(Data entries for graphics)
START

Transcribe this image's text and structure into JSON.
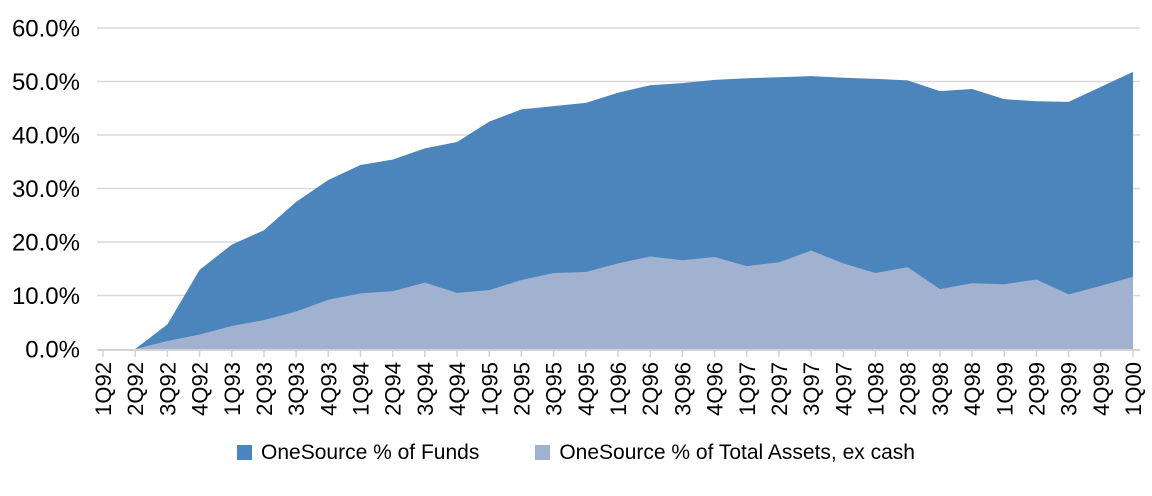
{
  "chart_data": {
    "type": "area",
    "stacked": false,
    "categories": [
      "1Q92",
      "2Q92",
      "3Q92",
      "4Q92",
      "1Q93",
      "2Q93",
      "3Q93",
      "4Q93",
      "1Q94",
      "2Q94",
      "3Q94",
      "4Q94",
      "1Q95",
      "2Q95",
      "3Q95",
      "4Q95",
      "1Q96",
      "2Q96",
      "3Q96",
      "4Q96",
      "1Q97",
      "2Q97",
      "3Q97",
      "4Q97",
      "1Q98",
      "2Q98",
      "3Q98",
      "4Q98",
      "1Q99",
      "2Q99",
      "3Q99",
      "4Q99",
      "1Q00"
    ],
    "series": [
      {
        "name": "OneSource % of Funds",
        "color": "#4C84BC",
        "values": [
          0.0,
          0.0,
          4.6,
          14.8,
          19.5,
          22.2,
          27.5,
          31.6,
          34.4,
          35.4,
          37.5,
          38.7,
          42.5,
          44.8,
          45.4,
          46.0,
          47.9,
          49.3,
          49.7,
          50.3,
          50.6,
          50.8,
          51.0,
          50.7,
          50.5,
          50.2,
          48.2,
          48.6,
          46.7,
          46.3,
          46.2,
          49.0,
          51.8
        ]
      },
      {
        "name": "OneSource % of Total Assets, ex cash",
        "color": "#A0B2D0",
        "values": [
          0.0,
          0.0,
          1.5,
          2.7,
          4.3,
          5.4,
          7.0,
          9.2,
          10.4,
          10.8,
          12.4,
          10.5,
          11.0,
          12.9,
          14.2,
          14.4,
          16.0,
          17.3,
          16.6,
          17.2,
          15.5,
          16.2,
          18.4,
          16.0,
          14.2,
          15.3,
          11.2,
          12.3,
          12.1,
          13.0,
          10.2,
          11.8,
          13.5
        ]
      }
    ],
    "ylim": [
      0,
      60
    ],
    "yticks": {
      "values": [
        0,
        10,
        20,
        30,
        40,
        50,
        60
      ],
      "labels": [
        "0.0%",
        "10.0%",
        "20.0%",
        "30.0%",
        "40.0%",
        "50.0%",
        "60.0%"
      ]
    },
    "grid": true,
    "legend_position": "bottom",
    "gridline_color": "#D9D9D9",
    "axis_color": "#D3D3D3",
    "text_color": "#000000"
  }
}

END

What is being asked: Return every line in the listing that contains the word "OneSource".

Solution for this task:
        "name": "OneSource % of Funds",
        "name": "OneSource % of Total Assets, ex cash",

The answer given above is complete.